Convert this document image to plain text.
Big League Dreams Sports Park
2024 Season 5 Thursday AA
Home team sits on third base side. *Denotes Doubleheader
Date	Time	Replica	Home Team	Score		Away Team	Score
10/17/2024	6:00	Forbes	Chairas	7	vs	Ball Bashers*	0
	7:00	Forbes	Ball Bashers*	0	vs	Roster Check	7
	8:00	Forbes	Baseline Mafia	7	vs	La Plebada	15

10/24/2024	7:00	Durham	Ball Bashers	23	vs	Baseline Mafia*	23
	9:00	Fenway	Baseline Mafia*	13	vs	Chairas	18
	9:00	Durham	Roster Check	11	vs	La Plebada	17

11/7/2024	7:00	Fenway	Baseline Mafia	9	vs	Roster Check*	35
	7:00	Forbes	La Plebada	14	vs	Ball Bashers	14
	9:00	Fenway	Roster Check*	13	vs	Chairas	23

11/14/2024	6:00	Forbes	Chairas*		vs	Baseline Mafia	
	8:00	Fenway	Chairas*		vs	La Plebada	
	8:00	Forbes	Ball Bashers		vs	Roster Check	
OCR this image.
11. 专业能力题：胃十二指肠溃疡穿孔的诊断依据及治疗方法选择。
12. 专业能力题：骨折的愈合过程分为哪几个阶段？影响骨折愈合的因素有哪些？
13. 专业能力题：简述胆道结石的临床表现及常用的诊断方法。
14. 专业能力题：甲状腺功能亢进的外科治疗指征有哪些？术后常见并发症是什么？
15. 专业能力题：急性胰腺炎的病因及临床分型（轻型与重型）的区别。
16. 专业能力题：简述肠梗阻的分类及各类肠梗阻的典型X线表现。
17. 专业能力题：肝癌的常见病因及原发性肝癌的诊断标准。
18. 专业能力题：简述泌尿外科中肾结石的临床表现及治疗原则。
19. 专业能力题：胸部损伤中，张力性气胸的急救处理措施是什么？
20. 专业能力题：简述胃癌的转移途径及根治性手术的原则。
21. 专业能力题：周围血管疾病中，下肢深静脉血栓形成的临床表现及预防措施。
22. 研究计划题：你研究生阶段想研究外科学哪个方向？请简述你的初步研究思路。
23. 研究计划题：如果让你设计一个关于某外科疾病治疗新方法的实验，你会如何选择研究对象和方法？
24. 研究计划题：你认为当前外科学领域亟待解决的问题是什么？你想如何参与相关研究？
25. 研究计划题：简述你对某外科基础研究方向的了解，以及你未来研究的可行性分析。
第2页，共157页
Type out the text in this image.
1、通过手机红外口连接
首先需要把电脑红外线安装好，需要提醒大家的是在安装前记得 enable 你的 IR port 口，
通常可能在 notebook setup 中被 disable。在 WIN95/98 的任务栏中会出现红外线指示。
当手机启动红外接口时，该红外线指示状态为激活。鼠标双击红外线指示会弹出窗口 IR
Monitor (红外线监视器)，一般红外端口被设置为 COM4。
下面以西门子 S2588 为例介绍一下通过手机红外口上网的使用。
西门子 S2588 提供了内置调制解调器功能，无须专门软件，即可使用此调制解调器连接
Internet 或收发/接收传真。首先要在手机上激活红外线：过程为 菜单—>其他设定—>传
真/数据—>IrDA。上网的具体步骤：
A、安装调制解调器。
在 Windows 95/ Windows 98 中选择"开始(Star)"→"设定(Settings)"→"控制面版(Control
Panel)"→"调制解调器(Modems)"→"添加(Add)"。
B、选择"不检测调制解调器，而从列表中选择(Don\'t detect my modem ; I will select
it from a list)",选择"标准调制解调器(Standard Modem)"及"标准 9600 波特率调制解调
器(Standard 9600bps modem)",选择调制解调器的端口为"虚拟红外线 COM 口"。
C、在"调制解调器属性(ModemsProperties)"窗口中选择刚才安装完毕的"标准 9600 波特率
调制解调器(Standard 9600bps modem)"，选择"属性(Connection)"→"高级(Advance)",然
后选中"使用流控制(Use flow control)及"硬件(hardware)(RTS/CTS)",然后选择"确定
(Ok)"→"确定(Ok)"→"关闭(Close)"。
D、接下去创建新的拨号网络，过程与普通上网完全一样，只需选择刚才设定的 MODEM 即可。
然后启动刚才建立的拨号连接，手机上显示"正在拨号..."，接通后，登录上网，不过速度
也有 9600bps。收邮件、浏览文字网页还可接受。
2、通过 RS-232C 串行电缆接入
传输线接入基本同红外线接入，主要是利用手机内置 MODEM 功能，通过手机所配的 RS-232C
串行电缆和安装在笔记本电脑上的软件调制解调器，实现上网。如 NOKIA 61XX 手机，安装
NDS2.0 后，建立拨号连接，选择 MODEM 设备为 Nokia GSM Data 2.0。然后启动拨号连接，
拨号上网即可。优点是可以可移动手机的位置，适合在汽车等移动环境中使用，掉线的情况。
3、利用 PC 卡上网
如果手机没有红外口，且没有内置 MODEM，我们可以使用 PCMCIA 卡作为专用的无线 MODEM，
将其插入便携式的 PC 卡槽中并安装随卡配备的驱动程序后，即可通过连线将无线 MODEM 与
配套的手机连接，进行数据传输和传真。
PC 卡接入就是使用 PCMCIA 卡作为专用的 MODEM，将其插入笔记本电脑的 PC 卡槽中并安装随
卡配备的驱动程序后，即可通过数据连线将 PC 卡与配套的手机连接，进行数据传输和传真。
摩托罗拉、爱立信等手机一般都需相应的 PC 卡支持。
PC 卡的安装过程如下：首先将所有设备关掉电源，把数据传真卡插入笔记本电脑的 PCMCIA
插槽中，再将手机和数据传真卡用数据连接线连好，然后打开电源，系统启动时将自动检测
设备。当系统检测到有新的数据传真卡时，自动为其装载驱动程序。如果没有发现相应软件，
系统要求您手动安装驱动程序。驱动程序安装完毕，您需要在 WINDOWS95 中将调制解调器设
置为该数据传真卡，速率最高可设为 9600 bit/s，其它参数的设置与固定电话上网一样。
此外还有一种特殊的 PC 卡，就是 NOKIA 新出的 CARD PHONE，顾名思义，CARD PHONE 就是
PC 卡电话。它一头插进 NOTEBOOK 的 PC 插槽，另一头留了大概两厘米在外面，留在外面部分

= = = = = = =

_What the exercise asks_:
Print every record exactly as it was given.

_Correct result_:
Convert this document image to plain text.
Big League Dreams Sports Park
2024 Season 5 Thursday AA
Home team sits on third base side. *Denotes Doubleheader
Date	Time	Replica	Home Team	Score		Away Team	Score
10/17/2024	6:00	Forbes	Chairas	7	vs	Ball Bashers*	0
	7:00	Forbes	Ball Bashers*	0	vs	Roster Check	7
	8:00	Forbes	Baseline Mafia	7	vs	La Plebada	15

10/24/2024	7:00	Durham	Ball Bashers	23	vs	Baseline Mafia*	23
	9:00	Fenway	Baseline Mafia*	13	vs	Chairas	18
	9:00	Durham	Roster Check	11	vs	La Plebada	17

11/7/2024	7:00	Fenway	Baseline Mafia	9	vs	Roster Check*	35
	7:00	Forbes	La Plebada	14	vs	Ball Bashers	14
	9:00	Fenway	Roster Check*	13	vs	Chairas	23

11/14/2024	6:00	Forbes	Chairas*		vs	Baseline Mafia	
	8:00	Fenway	Chairas*		vs	La Plebada	
	8:00	Forbes	Ball Bashers		vs	Roster Check	
OCR this image.
11. 专业能力题：胃十二指肠溃疡穿孔的诊断依据及治疗方法选择。
12. 专业能力题：骨折的愈合过程分为哪几个阶段？影响骨折愈合的因素有哪些？
13. 专业能力题：简述胆道结石的临床表现及常用的诊断方法。
14. 专业能力题：甲状腺功能亢进的外科治疗指征有哪些？术后常见并发症是什么？
15. 专业能力题：急性胰腺炎的病因及临床分型（轻型与重型）的区别。
16. 专业能力题：简述肠梗阻的分类及各类肠梗阻的典型X线表现。
17. 专业能力题：肝癌的常见病因及原发性肝癌的诊断标准。
18. 专业能力题：简述泌尿外科中肾结石的临床表现及治疗原则。
19. 专业能力题：胸部损伤中，张力性气胸的急救处理措施是什么？
20. 专业能力题：简述胃癌的转移途径及根治性手术的原则。
21. 专业能力题：周围血管疾病中，下肢深静脉血栓形成的临床表现及预防措施。
22. 研究计划题：你研究生阶段想研究外科学哪个方向？请简述你的初步研究思路。
23. 研究计划题：如果让你设计一个关于某外科疾病治疗新方法的实验，你会如何选择研究对象和方法？
24. 研究计划题：你认为当前外科学领域亟待解决的问题是什么？你想如何参与相关研究？
25. 研究计划题：简述你对某外科基础研究方向的了解，以及你未来研究的可行性分析。
第2页，共157页
Type out the text in this image.
1、通过手机红外口连接
首先需要把电脑红外线安装好，需要提醒大家的是在安装前记得 enable 你的 IR port 口，
通常可能在 notebook setup 中被 disable。在 WIN95/98 的任务栏中会出现红外线指示。
当手机启动红外接口时，该红外线指示状态为激活。鼠标双击红外线指示会弹出窗口 IR
Monitor (红外线监视器)，一般红外端口被设置为 COM4。
下面以西门子 S2588 为例介绍一下通过手机红外口上网的使用。
西门子 S2588 提供了内置调制解调器功能，无须专门软件，即可使用此调制解调器连接
Internet 或收发/接收传真。首先要在手机上激活红外线：过程为 菜单—>其他设定—>传
真/数据—>IrDA。上网的具体步骤：
A、安装调制解调器。
在 Windows 95/ Windows 98 中选择"开始(Star)"→"设定(Settings)"→"控制面版(Control
Panel)"→"调制解调器(Modems)"→"添加(Add)"。
B、选择"不检测调制解调器，而从列表中选择(Don\'t detect my modem ; I will select
it from a list)",选择"标准调制解调器(Standard Modem)"及"标准 9600 波特率调制解调
器(Standard 9600bps modem)",选择调制解调器的端口为"虚拟红外线 COM 口"。
C、在"调制解调器属性(ModemsProperties)"窗口中选择刚才安装完毕的"标准 9600 波特率
调制解调器(Standard 9600bps modem)"，选择"属性(Connection)"→"高级(Advance)",然
后选中"使用流控制(Use flow control)及"硬件(hardware)(RTS/CTS)",然后选择"确定
(Ok)"→"确定(Ok)"→"关闭(Close)"。
D、接下去创建新的拨号网络，过程与普通上网完全一样，只需选择刚才设定的 MODEM 即可。
然后启动刚才建立的拨号连接，手机上显示"正在拨号..."，接通后，登录上网，不过速度
也有 9600bps。收邮件、浏览文字网页还可接受。
2、通过 RS-232C 串行电缆接入
传输线接入基本同红外线接入，主要是利用手机内置 MODEM 功能，通过手机所配的 RS-232C
串行电缆和安装在笔记本电脑上的软件调制解调器，实现上网。如 NOKIA 61XX 手机，安装
NDS2.0 后，建立拨号连接，选择 MODEM 设备为 Nokia GSM Data 2.0。然后启动拨号连接，
拨号上网即可。优点是可以可移动手机的位置，适合在汽车等移动环境中使用，掉线的情况。
3、利用 PC 卡上网
如果手机没有红外口，且没有内置 MODEM，我们可以使用 PCMCIA 卡作为专用的无线 MODEM，
将其插入便携式的 PC 卡槽中并安装随卡配备的驱动程序后，即可通过连线将无线 MODEM 与
配套的手机连接，进行数据传输和传真。
PC 卡接入就是使用 PCMCIA 卡作为专用的 MODEM，将其插入笔记本电脑的 PC 卡槽中并安装随
卡配备的驱动程序后，即可通过数据连线将 PC 卡与配套的手机连接，进行数据传输和传真。
摩托罗拉、爱立信等手机一般都需相应的 PC 卡支持。
PC 卡的安装过程如下：首先将所有设备关掉电源，把数据传真卡插入笔记本电脑的 PCMCIA
插槽中，再将手机和数据传真卡用数据连接线连好，然后打开电源，系统启动时将自动检测
设备。当系统检测到有新的数据传真卡时，自动为其装载驱动程序。如果没有发现相应软件，
系统要求您手动安装驱动程序。驱动程序安装完毕，您需要在 WINDOWS95 中将调制解调器设
置为该数据传真卡，速率最高可设为 9600 bit/s，其它参数的设置与固定电话上网一样。
此外还有一种特殊的 PC 卡，就是 NOKIA 新出的 CARD PHONE，顾名思义，CARD PHONE 就是
PC 卡电话。它一头插进 NOTEBOOK 的 PC 插槽，另一头留了大概两厘米在外面，留在外面部分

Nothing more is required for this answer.